### TASK PROMPT:
Omit all images, then return the remaining material exactly as it stands.
* Begin SUPPLIED MATERIAL *
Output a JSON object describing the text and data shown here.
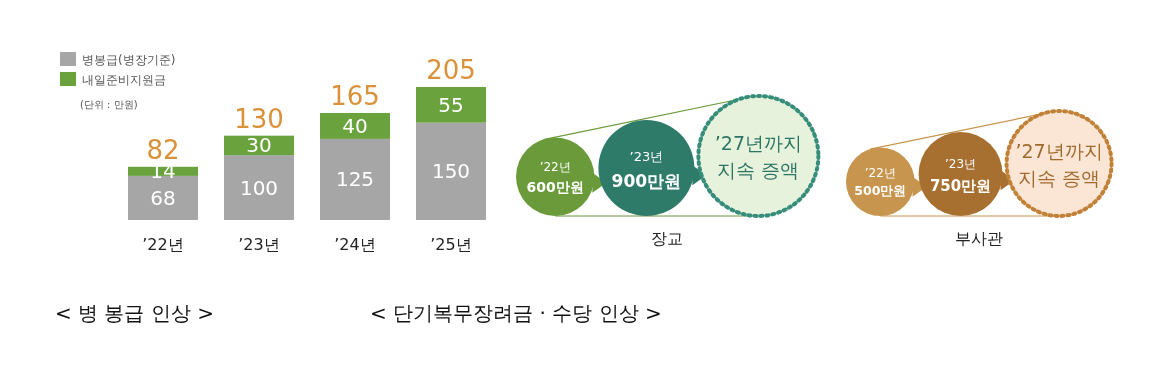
{
  "chart_data": [
    {
      "type": "bar",
      "stacked": true,
      "title": "< 병 봉급 인상 >",
      "categories": [
        "’22년",
        "’23년",
        "’24년",
        "’25년"
      ],
      "series": [
        {
          "name": "병봉급(병장기준)",
          "color": "#a6a6a6",
          "values": [
            68,
            100,
            125,
            150
          ]
        },
        {
          "name": "내일준비지원금",
          "color": "#6aa33e",
          "values": [
            14,
            30,
            40,
            55
          ]
        }
      ],
      "totals": [
        "82",
        "130",
        "165",
        "205"
      ],
      "data_labels": true,
      "legend": "top left",
      "annotations": [
        "(단위 : 만원)"
      ]
    },
    {
      "type": "other",
      "title": "< 단기복무장려금 · 수당 인상 >",
      "xlabel": "장교",
      "categories": [
        "’22년",
        "’23년",
        "’27년까지\n지속 증액"
      ],
      "values": [
        600,
        900,
        null
      ],
      "value_labels": [
        "600만원",
        "900만원",
        null
      ],
      "colors": [
        "#6a9a3a",
        "#2e7b6a",
        "#e6f2dc"
      ]
    },
    {
      "type": "other",
      "xlabel": "부사관",
      "categories": [
        "’22년",
        "’23년",
        "’27년까지\n지속 증액"
      ],
      "values": [
        500,
        750,
        null
      ],
      "value_labels": [
        "500만원",
        "750만원",
        null
      ],
      "colors": [
        "#c8954e",
        "#a87030",
        "#fbe6d6"
      ]
    }
  ]
}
* End SUPPLIED MATERIAL *
### TASK SOLUTION:
Output a JSON object describing the text and data shown here.
{
  "chart_data": [
    {
      "type": "bar",
      "stacked": true,
      "title": "< 병 봉급 인상 >",
      "categories": [
        "’22년",
        "’23년",
        "’24년",
        "’25년"
      ],
      "series": [
        {
          "name": "병봉급(병장기준)",
          "color": "#a6a6a6",
          "values": [
            68,
            100,
            125,
            150
          ]
        },
        {
          "name": "내일준비지원금",
          "color": "#6aa33e",
          "values": [
            14,
            30,
            40,
            55
          ]
        }
      ],
      "totals": [
        "82",
        "130",
        "165",
        "205"
      ],
      "data_labels": true,
      "legend": "top left",
      "annotations": [
        "(단위 : 만원)"
      ]
    },
    {
      "type": "other",
      "title": "< 단기복무장려금 · 수당 인상 >",
      "xlabel": "장교",
      "categories": [
        "’22년",
        "’23년",
        "’27년까지\n지속 증액"
      ],
      "values": [
        600,
        900,
        null
      ],
      "value_labels": [
        "600만원",
        "900만원",
        null
      ],
      "colors": [
        "#6a9a3a",
        "#2e7b6a",
        "#e6f2dc"
      ]
    },
    {
      "type": "other",
      "xlabel": "부사관",
      "categories": [
        "’22년",
        "’23년",
        "’27년까지\n지속 증액"
      ],
      "values": [
        500,
        750,
        null
      ],
      "value_labels": [
        "500만원",
        "750만원",
        null
      ],
      "colors": [
        "#c8954e",
        "#a87030",
        "#fbe6d6"
      ]
    }
  ]
}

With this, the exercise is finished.